[Element placement data]
* * *

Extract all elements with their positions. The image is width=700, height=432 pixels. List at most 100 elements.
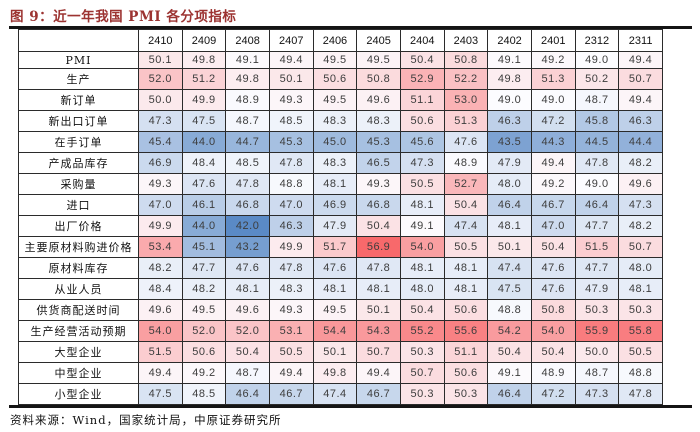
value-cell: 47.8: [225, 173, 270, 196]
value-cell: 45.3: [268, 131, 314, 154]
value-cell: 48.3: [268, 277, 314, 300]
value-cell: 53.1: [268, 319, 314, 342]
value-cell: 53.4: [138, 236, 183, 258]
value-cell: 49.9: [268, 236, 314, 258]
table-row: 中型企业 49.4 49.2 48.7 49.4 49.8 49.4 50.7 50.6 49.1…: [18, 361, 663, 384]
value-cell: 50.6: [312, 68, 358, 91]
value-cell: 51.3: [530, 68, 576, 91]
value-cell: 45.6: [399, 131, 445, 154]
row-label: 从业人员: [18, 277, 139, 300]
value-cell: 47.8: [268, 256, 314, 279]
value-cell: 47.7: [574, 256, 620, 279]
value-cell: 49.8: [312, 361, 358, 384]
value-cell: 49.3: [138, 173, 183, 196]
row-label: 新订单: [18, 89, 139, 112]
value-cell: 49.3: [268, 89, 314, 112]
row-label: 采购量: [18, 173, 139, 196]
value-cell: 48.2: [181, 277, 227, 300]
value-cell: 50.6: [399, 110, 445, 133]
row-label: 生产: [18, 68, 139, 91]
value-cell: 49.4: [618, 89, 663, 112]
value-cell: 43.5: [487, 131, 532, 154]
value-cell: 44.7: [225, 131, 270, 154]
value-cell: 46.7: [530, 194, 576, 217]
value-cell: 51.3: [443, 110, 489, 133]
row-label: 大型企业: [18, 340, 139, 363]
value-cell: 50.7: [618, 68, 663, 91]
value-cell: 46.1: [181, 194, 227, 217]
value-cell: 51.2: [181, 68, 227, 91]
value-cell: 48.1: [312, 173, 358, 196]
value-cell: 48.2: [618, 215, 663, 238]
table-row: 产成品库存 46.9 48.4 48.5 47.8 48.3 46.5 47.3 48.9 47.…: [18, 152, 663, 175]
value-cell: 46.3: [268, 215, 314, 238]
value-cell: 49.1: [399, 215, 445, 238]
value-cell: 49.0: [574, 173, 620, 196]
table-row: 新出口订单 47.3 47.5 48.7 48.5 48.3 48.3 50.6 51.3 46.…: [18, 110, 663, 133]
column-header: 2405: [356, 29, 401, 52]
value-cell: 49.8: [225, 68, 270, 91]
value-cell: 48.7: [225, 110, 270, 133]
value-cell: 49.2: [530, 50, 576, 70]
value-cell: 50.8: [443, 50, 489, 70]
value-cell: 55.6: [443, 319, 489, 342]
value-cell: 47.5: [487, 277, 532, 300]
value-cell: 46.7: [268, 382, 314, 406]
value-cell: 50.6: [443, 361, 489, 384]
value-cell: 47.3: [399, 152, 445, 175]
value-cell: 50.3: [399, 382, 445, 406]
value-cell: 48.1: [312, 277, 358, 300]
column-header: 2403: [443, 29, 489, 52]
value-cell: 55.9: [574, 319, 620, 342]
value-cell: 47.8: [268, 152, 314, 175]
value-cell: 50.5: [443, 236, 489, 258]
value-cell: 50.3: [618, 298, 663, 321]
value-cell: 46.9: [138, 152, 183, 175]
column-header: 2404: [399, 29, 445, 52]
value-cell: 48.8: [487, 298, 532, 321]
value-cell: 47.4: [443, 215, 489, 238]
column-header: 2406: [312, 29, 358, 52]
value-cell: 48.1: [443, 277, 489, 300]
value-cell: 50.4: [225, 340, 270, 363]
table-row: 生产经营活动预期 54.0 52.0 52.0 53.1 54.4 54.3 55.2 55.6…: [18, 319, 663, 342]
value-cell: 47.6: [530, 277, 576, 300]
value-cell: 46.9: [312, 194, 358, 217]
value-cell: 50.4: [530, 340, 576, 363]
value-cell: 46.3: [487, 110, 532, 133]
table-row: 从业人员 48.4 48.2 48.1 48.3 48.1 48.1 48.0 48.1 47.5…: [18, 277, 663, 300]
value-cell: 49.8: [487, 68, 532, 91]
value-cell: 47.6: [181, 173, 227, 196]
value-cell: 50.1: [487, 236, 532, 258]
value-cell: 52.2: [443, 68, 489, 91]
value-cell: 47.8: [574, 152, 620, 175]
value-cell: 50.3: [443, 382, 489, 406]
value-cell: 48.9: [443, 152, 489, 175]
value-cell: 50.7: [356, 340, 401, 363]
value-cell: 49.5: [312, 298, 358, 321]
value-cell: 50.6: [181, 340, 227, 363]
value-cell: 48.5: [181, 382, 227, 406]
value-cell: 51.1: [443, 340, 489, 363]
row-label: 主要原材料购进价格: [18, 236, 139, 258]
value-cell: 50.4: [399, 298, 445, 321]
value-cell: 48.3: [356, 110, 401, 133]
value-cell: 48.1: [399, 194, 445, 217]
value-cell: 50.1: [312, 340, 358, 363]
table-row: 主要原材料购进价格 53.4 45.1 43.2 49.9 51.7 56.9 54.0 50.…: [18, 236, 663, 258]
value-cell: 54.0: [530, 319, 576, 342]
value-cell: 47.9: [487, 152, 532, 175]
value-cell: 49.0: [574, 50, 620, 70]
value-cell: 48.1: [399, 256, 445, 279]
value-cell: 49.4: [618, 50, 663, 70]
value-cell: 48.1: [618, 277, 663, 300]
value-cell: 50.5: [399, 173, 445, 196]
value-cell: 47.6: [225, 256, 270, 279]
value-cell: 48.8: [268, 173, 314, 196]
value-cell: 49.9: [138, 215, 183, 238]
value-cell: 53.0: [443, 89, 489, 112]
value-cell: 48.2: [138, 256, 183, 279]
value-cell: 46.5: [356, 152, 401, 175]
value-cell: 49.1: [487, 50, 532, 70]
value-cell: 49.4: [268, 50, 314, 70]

* * *

◆ **GIVEN EXERCISE**:
Copy the rows above word for word, from the line containing "value-cell: 47.8: [225, 173, 270, 196]" through the line containing "value-cell: 50.6: [399, 110, 445, 133]", both included.

◆ **COMPLETE ANSWER**:
value-cell: 47.8: [225, 173, 270, 196]
value-cell: 45.3: [268, 131, 314, 154]
value-cell: 48.3: [268, 277, 314, 300]
value-cell: 53.1: [268, 319, 314, 342]
value-cell: 53.4: [138, 236, 183, 258]
value-cell: 49.9: [268, 236, 314, 258]
table-row: 中型企业 49.4 49.2 48.7 49.4 49.8 49.4 50.7 50.6 49.1…: [18, 361, 663, 384]
value-cell: 50.6: [312, 68, 358, 91]
value-cell: 51.3: [530, 68, 576, 91]
value-cell: 45.6: [399, 131, 445, 154]
row-label: 从业人员: [18, 277, 139, 300]
value-cell: 47.8: [268, 256, 314, 279]
value-cell: 47.7: [574, 256, 620, 279]
value-cell: 49.8: [312, 361, 358, 384]
value-cell: 49.3: [138, 173, 183, 196]
row-label: 新订单: [18, 89, 139, 112]
value-cell: 49.3: [268, 89, 314, 112]
row-label: 采购量: [18, 173, 139, 196]
value-cell: 48.2: [181, 277, 227, 300]
value-cell: 50.6: [399, 110, 445, 133]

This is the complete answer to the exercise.